BEGIN Record set
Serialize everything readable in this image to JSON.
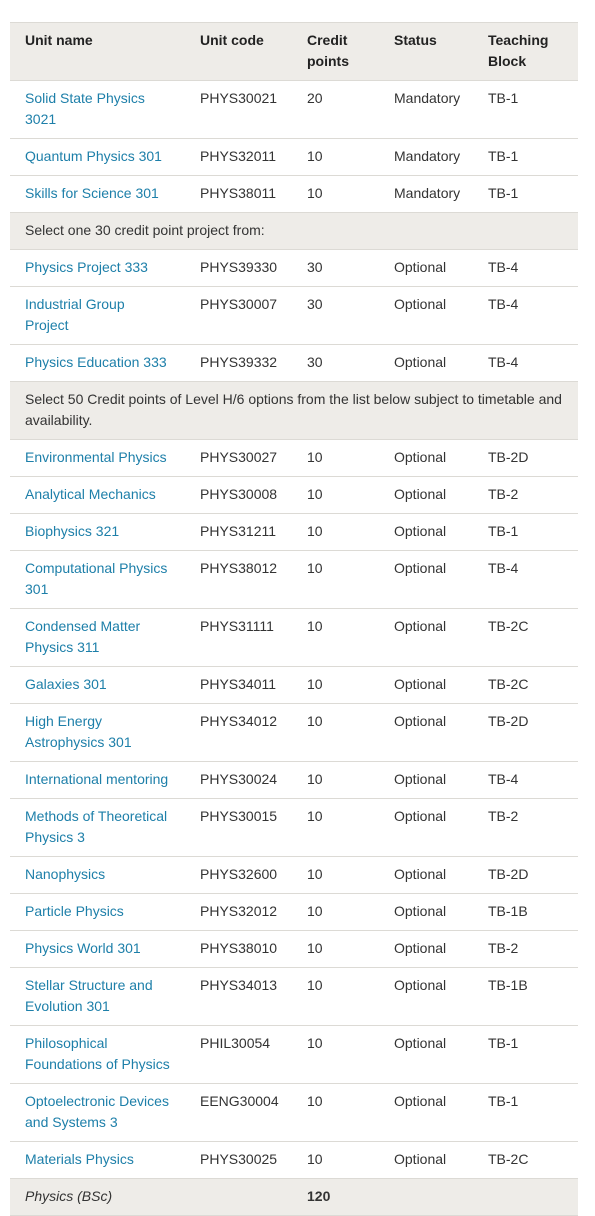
{
  "table": {
    "headers": [
      "Unit name",
      "Unit code",
      "Credit points",
      "Status",
      "Teaching Block"
    ],
    "rows": [
      {
        "name": "Solid State Physics 3021",
        "code": "PHYS30021",
        "credit": "20",
        "status": "Mandatory",
        "block": "TB-1"
      },
      {
        "name": "Quantum Physics 301",
        "code": "PHYS32011",
        "credit": "10",
        "status": "Mandatory",
        "block": "TB-1"
      },
      {
        "name": "Skills for Science 301",
        "code": "PHYS38011",
        "credit": "10",
        "status": "Mandatory",
        "block": "TB-1"
      },
      {
        "group": "Select one 30 credit point project from:"
      },
      {
        "name": "Physics Project 333",
        "code": "PHYS39330",
        "credit": "30",
        "status": "Optional",
        "block": "TB-4"
      },
      {
        "name": "Industrial Group Project",
        "code": "PHYS30007",
        "credit": "30",
        "status": "Optional",
        "block": "TB-4"
      },
      {
        "name": "Physics Education 333",
        "code": "PHYS39332",
        "credit": "30",
        "status": "Optional",
        "block": "TB-4"
      },
      {
        "group": "Select 50 Credit points of Level H/6 options from the list below subject to timetable and availability."
      },
      {
        "name": "Environmental Physics",
        "code": "PHYS30027",
        "credit": "10",
        "status": "Optional",
        "block": "TB-2D"
      },
      {
        "name": "Analytical Mechanics",
        "code": "PHYS30008",
        "credit": "10",
        "status": "Optional",
        "block": "TB-2"
      },
      {
        "name": "Biophysics 321",
        "code": "PHYS31211",
        "credit": "10",
        "status": "Optional",
        "block": "TB-1"
      },
      {
        "name": "Computational Physics 301",
        "code": "PHYS38012",
        "credit": "10",
        "status": "Optional",
        "block": "TB-4"
      },
      {
        "name": "Condensed Matter Physics 311",
        "code": "PHYS31111",
        "credit": "10",
        "status": "Optional",
        "block": "TB-2C"
      },
      {
        "name": "Galaxies 301",
        "code": "PHYS34011",
        "credit": "10",
        "status": "Optional",
        "block": "TB-2C"
      },
      {
        "name": "High Energy Astrophysics 301",
        "code": "PHYS34012",
        "credit": "10",
        "status": "Optional",
        "block": "TB-2D"
      },
      {
        "name": "International mentoring",
        "code": "PHYS30024",
        "credit": "10",
        "status": "Optional",
        "block": "TB-4"
      },
      {
        "name": "Methods of Theoretical Physics 3",
        "code": "PHYS30015",
        "credit": "10",
        "status": "Optional",
        "block": "TB-2"
      },
      {
        "name": "Nanophysics",
        "code": "PHYS32600",
        "credit": "10",
        "status": "Optional",
        "block": "TB-2D"
      },
      {
        "name": "Particle Physics",
        "code": "PHYS32012",
        "credit": "10",
        "status": "Optional",
        "block": "TB-1B"
      },
      {
        "name": "Physics World 301",
        "code": "PHYS38010",
        "credit": "10",
        "status": "Optional",
        "block": "TB-2"
      },
      {
        "name": "Stellar Structure and Evolution 301",
        "code": "PHYS34013",
        "credit": "10",
        "status": "Optional",
        "block": "TB-1B"
      },
      {
        "name": "Philosophical Foundations of Physics",
        "code": "PHIL30054",
        "credit": "10",
        "status": "Optional",
        "block": "TB-1"
      },
      {
        "name": "Optoelectronic Devices and Systems 3",
        "code": "EENG30004",
        "credit": "10",
        "status": "Optional",
        "block": "TB-1"
      },
      {
        "name": "Materials Physics",
        "code": "PHYS30025",
        "credit": "10",
        "status": "Optional",
        "block": "TB-2C"
      }
    ],
    "total": {
      "name": "Physics (BSc)",
      "credit": "120"
    }
  },
  "colors": {
    "link": "#1d7fa9",
    "header_bg": "#eeece8",
    "border": "#dcdad5"
  }
}
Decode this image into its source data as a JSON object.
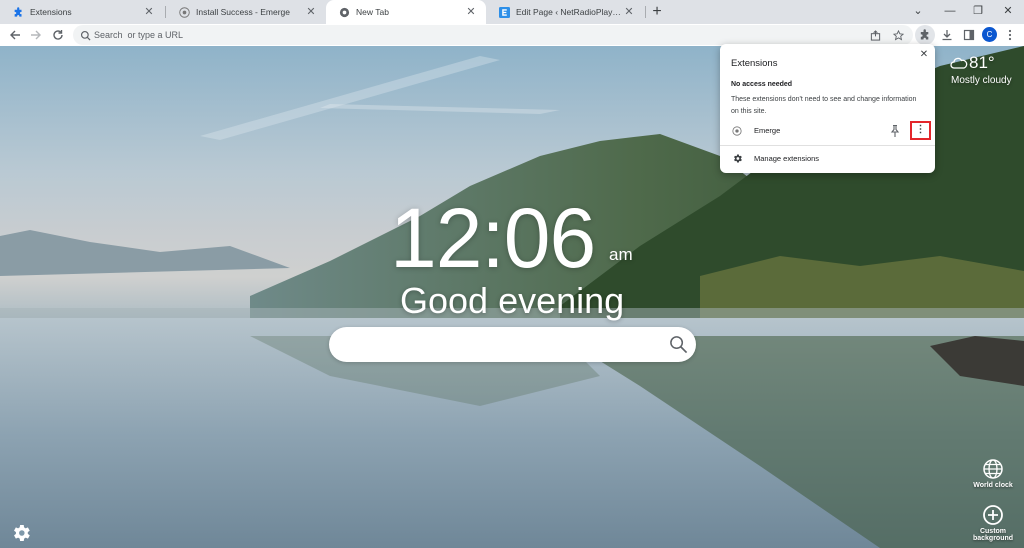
{
  "tabs": [
    {
      "title": "Extensions",
      "favicon": "puzzle-icon",
      "active": false
    },
    {
      "title": "Install Success - Emerge",
      "favicon": "emerge-icon",
      "active": false
    },
    {
      "title": "New Tab",
      "favicon": "newtab-icon",
      "active": true
    },
    {
      "title": "Edit Page ‹ NetRadioPlayer — W",
      "favicon": "letter-e-icon",
      "active": false
    }
  ],
  "tab_close_glyph": "✕",
  "new_tab_glyph": "+",
  "window_controls": {
    "dropdown": "⌄",
    "minimize": "—",
    "restore": "❐",
    "close": "✕"
  },
  "omnibox": {
    "placeholder": "Search  or type a URL",
    "value": ""
  },
  "profile_initial": "C",
  "ntp": {
    "time": "12:06",
    "ampm": "am",
    "greeting": "Good evening",
    "weather": {
      "temp": "81°",
      "condition": "Mostly cloudy"
    },
    "world_clock_label": "World clock",
    "custom_background_label": "Custom background"
  },
  "extensions_popup": {
    "title": "Extensions",
    "section_heading": "No access needed",
    "section_description": "These extensions don't need to see and change information on this site.",
    "extensions": [
      {
        "name": "Emerge"
      }
    ],
    "manage_label": "Manage extensions",
    "kebab_glyph": "⋮",
    "close_glyph": "✕"
  },
  "colors": {
    "accent": "#0b57d0",
    "highlight": "#e3262b",
    "tabstrip": "#dee1e6"
  }
}
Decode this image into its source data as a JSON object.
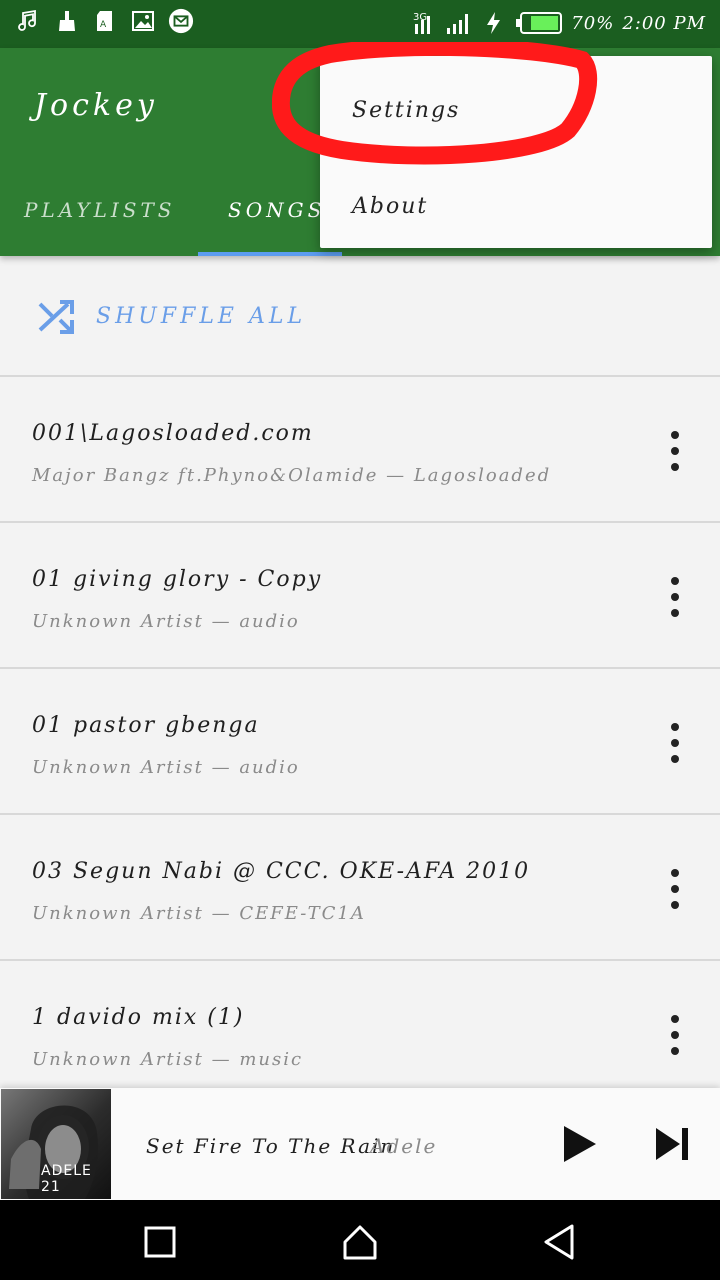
END Record set
▸ **The task**
Copy all the entries word for word. Omit any pictures.

▸ **The output**
Serialize everything readable in this image to JSON.
{
  "table": {
    "headers": [
      "Unit name",
      "Unit code",
      "Credit points",
      "Status",
      "Teaching Block"
    ],
    "rows": [
      {
        "name": "Solid State Physics 3021",
        "code": "PHYS30021",
        "credit": "20",
        "status": "Mandatory",
        "block": "TB-1"
      },
      {
        "name": "Quantum Physics 301",
        "code": "PHYS32011",
        "credit": "10",
        "status": "Mandatory",
        "block": "TB-1"
      },
      {
        "name": "Skills for Science 301",
        "code": "PHYS38011",
        "credit": "10",
        "status": "Mandatory",
        "block": "TB-1"
      },
      {
        "group": "Select one 30 credit point project from:"
      },
      {
        "name": "Physics Project 333",
        "code": "PHYS39330",
        "credit": "30",
        "status": "Optional",
        "block": "TB-4"
      },
      {
        "name": "Industrial Group Project",
        "code": "PHYS30007",
        "credit": "30",
        "status": "Optional",
        "block": "TB-4"
      },
      {
        "name": "Physics Education 333",
        "code": "PHYS39332",
        "credit": "30",
        "status": "Optional",
        "block": "TB-4"
      },
      {
        "group": "Select 50 Credit points of Level H/6 options from the list below subject to timetable and availability."
      },
      {
        "name": "Environmental Physics",
        "code": "PHYS30027",
        "credit": "10",
        "status": "Optional",
        "block": "TB-2D"
      },
      {
        "name": "Analytical Mechanics",
        "code": "PHYS30008",
        "credit": "10",
        "status": "Optional",
        "block": "TB-2"
      },
      {
        "name": "Biophysics 321",
        "code": "PHYS31211",
        "credit": "10",
        "status": "Optional",
        "block": "TB-1"
      },
      {
        "name": "Computational Physics 301",
        "code": "PHYS38012",
        "credit": "10",
        "status": "Optional",
        "block": "TB-4"
      },
      {
        "name": "Condensed Matter Physics 311",
        "code": "PHYS31111",
        "credit": "10",
        "status": "Optional",
        "block": "TB-2C"
      },
      {
        "name": "Galaxies 301",
        "code": "PHYS34011",
        "credit": "10",
        "status": "Optional",
        "block": "TB-2C"
      },
      {
        "name": "High Energy Astrophysics 301",
        "code": "PHYS34012",
        "credit": "10",
        "status": "Optional",
        "block": "TB-2D"
      },
      {
        "name": "International mentoring",
        "code": "PHYS30024",
        "credit": "10",
        "status": "Optional",
        "block": "TB-4"
      },
      {
        "name": "Methods of Theoretical Physics 3",
        "code": "PHYS30015",
        "credit": "10",
        "status": "Optional",
        "block": "TB-2"
      },
      {
        "name": "Nanophysics",
        "code": "PHYS32600",
        "credit": "10",
        "status": "Optional",
        "block": "TB-2D"
      },
      {
        "name": "Particle Physics",
        "code": "PHYS32012",
        "credit": "10",
        "status": "Optional",
        "block": "TB-1B"
      },
      {
        "name": "Physics World 301",
        "code": "PHYS38010",
        "credit": "10",
        "status": "Optional",
        "block": "TB-2"
      },
      {
        "name": "Stellar Structure and Evolution 301",
        "code": "PHYS34013",
        "credit": "10",
        "status": "Optional",
        "block": "TB-1B"
      },
      {
        "name": "Philosophical Foundations of Physics",
        "code": "PHIL30054",
        "credit": "10",
        "status": "Optional",
        "block": "TB-1"
      },
      {
        "name": "Optoelectronic Devices and Systems 3",
        "code": "EENG30004",
        "credit": "10",
        "status": "Optional",
        "block": "TB-1"
      },
      {
        "name": "Materials Physics",
        "code": "PHYS30025",
        "credit": "10",
        "status": "Optional",
        "block": "TB-2C"
      }
    ],
    "total": {
      "name": "Physics (BSc)",
      "credit": "120"
    }
  },
  "colors": {
    "link": "#1d7fa9",
    "header_bg": "#eeece8",
    "border": "#dcdad5"
  }
}
Decode this image into its source data as a JSON object.
{
  "tabs": [
    {
      "title": "Extensions",
      "favicon": "puzzle-icon",
      "active": false
    },
    {
      "title": "Install Success - Emerge",
      "favicon": "emerge-icon",
      "active": false
    },
    {
      "title": "New Tab",
      "favicon": "newtab-icon",
      "active": true
    },
    {
      "title": "Edit Page ‹ NetRadioPlayer — W",
      "favicon": "letter-e-icon",
      "active": false
    }
  ],
  "tab_close_glyph": "✕",
  "new_tab_glyph": "+",
  "window_controls": {
    "dropdown": "⌄",
    "minimize": "—",
    "restore": "❐",
    "close": "✕"
  },
  "omnibox": {
    "placeholder": "Search  or type a URL",
    "value": ""
  },
  "profile_initial": "C",
  "ntp": {
    "time": "12:06",
    "ampm": "am",
    "greeting": "Good evening",
    "weather": {
      "temp": "81°",
      "condition": "Mostly cloudy"
    },
    "world_clock_label": "World clock",
    "custom_background_label": "Custom background"
  },
  "extensions_popup": {
    "title": "Extensions",
    "section_heading": "No access needed",
    "section_description": "These extensions don't need to see and change information on this site.",
    "extensions": [
      {
        "name": "Emerge"
      }
    ],
    "manage_label": "Manage extensions",
    "kebab_glyph": "⋮",
    "close_glyph": "✕"
  },
  "colors": {
    "accent": "#0b57d0",
    "highlight": "#e3262b",
    "tabstrip": "#dee1e6"
  }
}
Decode this image into its source data as a JSON object.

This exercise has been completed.